>>>>

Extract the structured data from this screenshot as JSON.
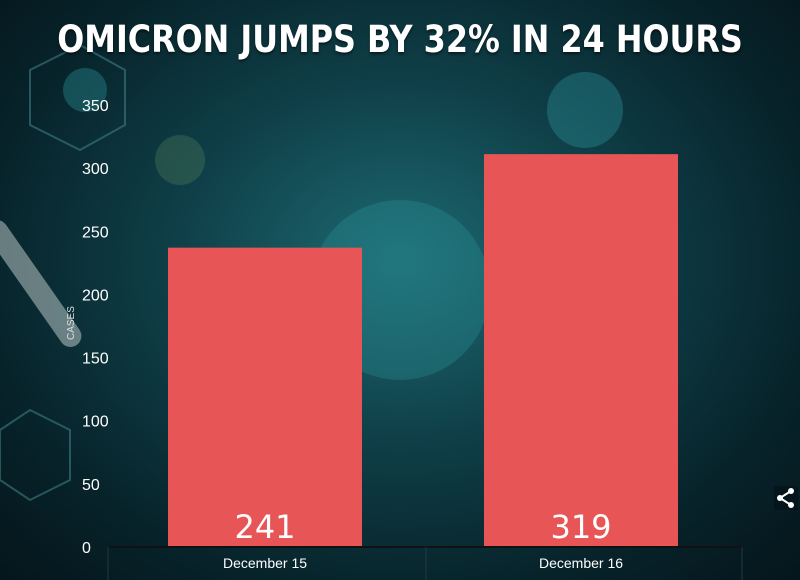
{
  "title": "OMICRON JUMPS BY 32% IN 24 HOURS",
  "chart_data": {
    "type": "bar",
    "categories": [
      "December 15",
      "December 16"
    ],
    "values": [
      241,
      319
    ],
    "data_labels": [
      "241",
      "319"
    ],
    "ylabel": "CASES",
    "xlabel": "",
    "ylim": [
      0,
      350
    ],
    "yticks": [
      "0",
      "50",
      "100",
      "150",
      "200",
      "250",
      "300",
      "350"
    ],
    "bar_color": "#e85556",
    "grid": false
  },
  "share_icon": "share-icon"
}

<<<<
>>>>

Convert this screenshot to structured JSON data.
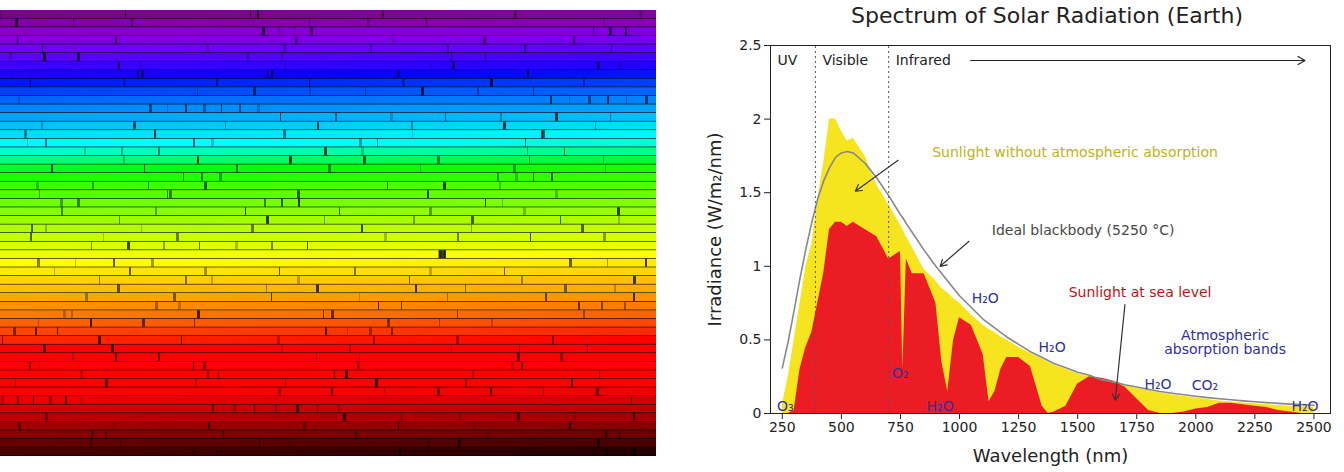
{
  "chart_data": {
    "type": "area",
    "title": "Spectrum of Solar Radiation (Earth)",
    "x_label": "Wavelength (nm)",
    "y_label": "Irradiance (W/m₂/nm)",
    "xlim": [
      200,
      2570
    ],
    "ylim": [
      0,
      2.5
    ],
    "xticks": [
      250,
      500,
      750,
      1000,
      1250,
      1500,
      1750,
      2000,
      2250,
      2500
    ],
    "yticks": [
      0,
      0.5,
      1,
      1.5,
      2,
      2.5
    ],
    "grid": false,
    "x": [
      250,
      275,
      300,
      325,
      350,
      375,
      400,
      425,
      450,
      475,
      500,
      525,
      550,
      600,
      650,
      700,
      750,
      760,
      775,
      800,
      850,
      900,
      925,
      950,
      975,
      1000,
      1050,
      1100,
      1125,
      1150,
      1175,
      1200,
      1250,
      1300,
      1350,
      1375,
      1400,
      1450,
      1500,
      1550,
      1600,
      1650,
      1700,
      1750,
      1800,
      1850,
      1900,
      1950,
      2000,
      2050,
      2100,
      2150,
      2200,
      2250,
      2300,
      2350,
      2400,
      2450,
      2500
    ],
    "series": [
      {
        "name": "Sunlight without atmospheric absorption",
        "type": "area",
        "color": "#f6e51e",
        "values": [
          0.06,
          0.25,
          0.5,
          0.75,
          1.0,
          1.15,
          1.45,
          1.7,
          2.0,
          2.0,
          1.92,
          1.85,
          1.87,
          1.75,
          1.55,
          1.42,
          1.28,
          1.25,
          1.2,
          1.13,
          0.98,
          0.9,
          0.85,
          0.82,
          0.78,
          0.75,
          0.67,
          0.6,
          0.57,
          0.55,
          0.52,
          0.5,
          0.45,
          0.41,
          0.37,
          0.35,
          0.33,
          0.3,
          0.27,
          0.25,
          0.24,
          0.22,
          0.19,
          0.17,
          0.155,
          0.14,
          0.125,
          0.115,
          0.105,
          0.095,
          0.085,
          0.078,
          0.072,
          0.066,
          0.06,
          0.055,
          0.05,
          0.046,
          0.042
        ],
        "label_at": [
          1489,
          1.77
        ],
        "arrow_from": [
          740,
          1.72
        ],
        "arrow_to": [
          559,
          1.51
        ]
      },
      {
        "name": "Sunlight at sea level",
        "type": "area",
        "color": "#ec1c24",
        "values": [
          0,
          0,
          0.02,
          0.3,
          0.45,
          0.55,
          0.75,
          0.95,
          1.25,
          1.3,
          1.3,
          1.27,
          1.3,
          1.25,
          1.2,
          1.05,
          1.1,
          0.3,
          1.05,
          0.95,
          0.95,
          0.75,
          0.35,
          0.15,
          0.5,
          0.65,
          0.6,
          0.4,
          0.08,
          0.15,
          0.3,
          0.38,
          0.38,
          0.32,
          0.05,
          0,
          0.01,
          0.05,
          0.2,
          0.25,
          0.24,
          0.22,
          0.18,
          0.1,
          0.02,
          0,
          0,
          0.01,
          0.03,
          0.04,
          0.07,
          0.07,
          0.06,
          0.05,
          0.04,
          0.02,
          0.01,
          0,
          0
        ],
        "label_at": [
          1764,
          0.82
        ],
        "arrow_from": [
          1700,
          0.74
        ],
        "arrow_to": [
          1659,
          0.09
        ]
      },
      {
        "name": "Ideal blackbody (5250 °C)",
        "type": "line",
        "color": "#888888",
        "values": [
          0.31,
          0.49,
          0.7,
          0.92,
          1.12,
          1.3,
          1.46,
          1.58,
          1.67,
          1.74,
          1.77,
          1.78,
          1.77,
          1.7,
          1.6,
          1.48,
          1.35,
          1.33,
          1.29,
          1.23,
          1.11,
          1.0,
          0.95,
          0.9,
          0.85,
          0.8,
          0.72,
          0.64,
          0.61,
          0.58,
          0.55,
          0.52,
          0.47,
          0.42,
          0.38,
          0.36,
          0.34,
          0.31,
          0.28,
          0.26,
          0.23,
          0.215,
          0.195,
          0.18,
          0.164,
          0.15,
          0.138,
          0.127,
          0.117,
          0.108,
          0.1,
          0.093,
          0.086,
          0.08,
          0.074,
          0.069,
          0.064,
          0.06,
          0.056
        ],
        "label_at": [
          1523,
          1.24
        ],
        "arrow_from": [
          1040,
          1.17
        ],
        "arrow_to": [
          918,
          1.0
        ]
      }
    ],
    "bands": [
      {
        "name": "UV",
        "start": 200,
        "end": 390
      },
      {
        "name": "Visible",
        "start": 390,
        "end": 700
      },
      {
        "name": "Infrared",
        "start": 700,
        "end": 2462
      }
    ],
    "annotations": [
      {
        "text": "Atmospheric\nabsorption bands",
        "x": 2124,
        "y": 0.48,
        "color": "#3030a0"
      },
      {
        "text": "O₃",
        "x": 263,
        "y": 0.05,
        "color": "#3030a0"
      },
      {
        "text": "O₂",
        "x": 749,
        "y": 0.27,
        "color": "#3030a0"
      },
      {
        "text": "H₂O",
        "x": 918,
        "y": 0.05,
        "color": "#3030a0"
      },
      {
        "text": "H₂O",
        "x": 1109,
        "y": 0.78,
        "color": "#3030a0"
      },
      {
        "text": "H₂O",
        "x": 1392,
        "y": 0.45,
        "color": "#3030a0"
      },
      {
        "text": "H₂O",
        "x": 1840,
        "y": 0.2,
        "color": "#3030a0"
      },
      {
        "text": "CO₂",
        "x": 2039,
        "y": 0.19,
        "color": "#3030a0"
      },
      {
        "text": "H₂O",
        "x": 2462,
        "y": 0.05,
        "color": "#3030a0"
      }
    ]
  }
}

<<<<

Track down every line with the word "name" and copy it.

        "name": "Sunlight without atmospheric absorption",
        "name": "Sunlight at sea level",
        "name": "Ideal blackbody (5250 °C)",
        "name": "UV",
        "name": "Visible",
        "name": "Infrared",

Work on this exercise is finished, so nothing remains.